---------- Data lines ----------

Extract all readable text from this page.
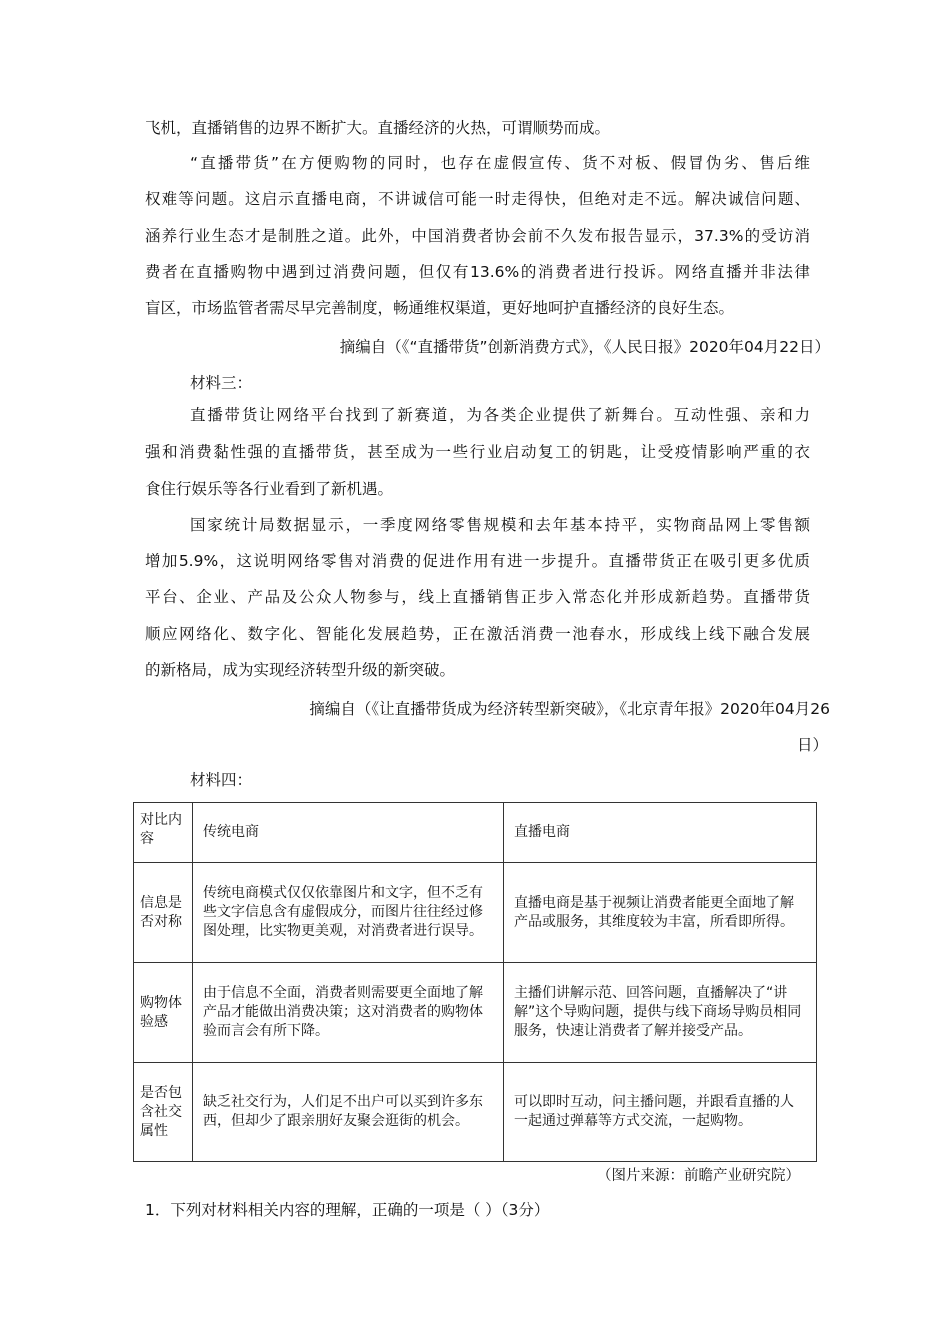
飞机，直播销售的边界不断扩大。直播经济的火热，可谓顺势而成。
“直播带货”在方便购物的同时，也存在虚假宣传、货不对板、假冒伪劣、售后维
权难等问题。这启示直播电商，不讲诚信可能一时走得快，但绝对走不远。解决诚信问题、
涵养行业生态才是制胜之道。此外，中国消费者协会前不久发布报告显示，37.3%的受访消
费者在直播购物中遇到过消费问题，但仅有13.6%的消费者进行投诉。网络直播并非法律
盲区，市场监管者需尽早完善制度，畅通维权渠道，更好地呵护直播经济的良好生态。
摘编自（《“直播带货”创新消费方式》，《人民日报》2020年04月22日）
材料三：
直播带货让网络平台找到了新赛道，为各类企业提供了新舞台。互动性强、亲和力
强和消费黏性强的直播带货，甚至成为一些行业启动复工的钥匙，让受疫情影响严重的衣
食住行娱乐等各行业看到了新机遇。
国家统计局数据显示，一季度网络零售规模和去年基本持平，实物商品网上零售额
增加5.9%，这说明网络零售对消费的促进作用有进一步提升。直播带货正在吸引更多优质
平台、企业、产品及公众人物参与，线上直播销售正步入常态化并形成新趋势。直播带货
顺应网络化、数字化、智能化发展趋势，正在激活消费一池春水，形成线上线下融合发展
的新格局，成为实现经济转型升级的新突破。
摘编自（《让直播带货成为经济转型新突破》，《北京青年报》2020年04月26
日）
材料四：
对比内容	传统电商	直播电商
信息是否对称	传统电商模式仅仅依靠图片和文字，但不乏有些文字信息含有虚假成分，而图片往往经过修图处理，比实物更美观，对消费者进行误导。	直播电商是基于视频让消费者能更全面地了解产品或服务，其维度较为丰富，所看即所得。
购物体验感	由于信息不全面，消费者则需要更全面地了解产品才能做出消费决策；这对消费者的购物体验而言会有所下降。	主播们讲解示范、回答问题，直播解决了“讲解”这个导购问题，提供与线下商场导购员相同服务，快速让消费者了解并接受产品。
是否包含社交属性	缺乏社交行为，人们足不出户可以买到许多东西，但却少了跟亲朋好友聚会逛街的机会。	可以即时互动，问主播问题，并跟看直播的人一起通过弹幕等方式交流，一起购物。
（图片来源：前瞻产业研究院）
1．下列对材料相关内容的理解，正确的一项是（ ）（3分）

----------

__Short exercise__
Without the pictures, write out every entry precisely as it appears.

__Solution below__
Extract all readable text from this page.
飞机，直播销售的边界不断扩大。直播经济的火热，可谓顺势而成。
“直播带货”在方便购物的同时，也存在虚假宣传、货不对板、假冒伪劣、售后维
权难等问题。这启示直播电商，不讲诚信可能一时走得快，但绝对走不远。解决诚信问题、
涵养行业生态才是制胜之道。此外，中国消费者协会前不久发布报告显示，37.3%的受访消
费者在直播购物中遇到过消费问题，但仅有13.6%的消费者进行投诉。网络直播并非法律
盲区，市场监管者需尽早完善制度，畅通维权渠道，更好地呵护直播经济的良好生态。
摘编自（《“直播带货”创新消费方式》，《人民日报》2020年04月22日）
材料三：
直播带货让网络平台找到了新赛道，为各类企业提供了新舞台。互动性强、亲和力
强和消费黏性强的直播带货，甚至成为一些行业启动复工的钥匙，让受疫情影响严重的衣
食住行娱乐等各行业看到了新机遇。
国家统计局数据显示，一季度网络零售规模和去年基本持平，实物商品网上零售额
增加5.9%，这说明网络零售对消费的促进作用有进一步提升。直播带货正在吸引更多优质
平台、企业、产品及公众人物参与，线上直播销售正步入常态化并形成新趋势。直播带货
顺应网络化、数字化、智能化发展趋势，正在激活消费一池春水，形成线上线下融合发展
的新格局，成为实现经济转型升级的新突破。
摘编自（《让直播带货成为经济转型新突破》，《北京青年报》2020年04月26
日）
材料四：
对比内容	传统电商	直播电商
信息是否对称	传统电商模式仅仅依靠图片和文字，但不乏有些文字信息含有虚假成分，而图片往往经过修图处理，比实物更美观，对消费者进行误导。	直播电商是基于视频让消费者能更全面地了解产品或服务，其维度较为丰富，所看即所得。
购物体验感	由于信息不全面，消费者则需要更全面地了解产品才能做出消费决策；这对消费者的购物体验而言会有所下降。	主播们讲解示范、回答问题，直播解决了“讲解”这个导购问题，提供与线下商场导购员相同服务，快速让消费者了解并接受产品。
是否包含社交属性	缺乏社交行为，人们足不出户可以买到许多东西，但却少了跟亲朋好友聚会逛街的机会。	可以即时互动，问主播问题，并跟看直播的人一起通过弹幕等方式交流，一起购物。
（图片来源：前瞻产业研究院）
1．下列对材料相关内容的理解，正确的一项是（ ）（3分）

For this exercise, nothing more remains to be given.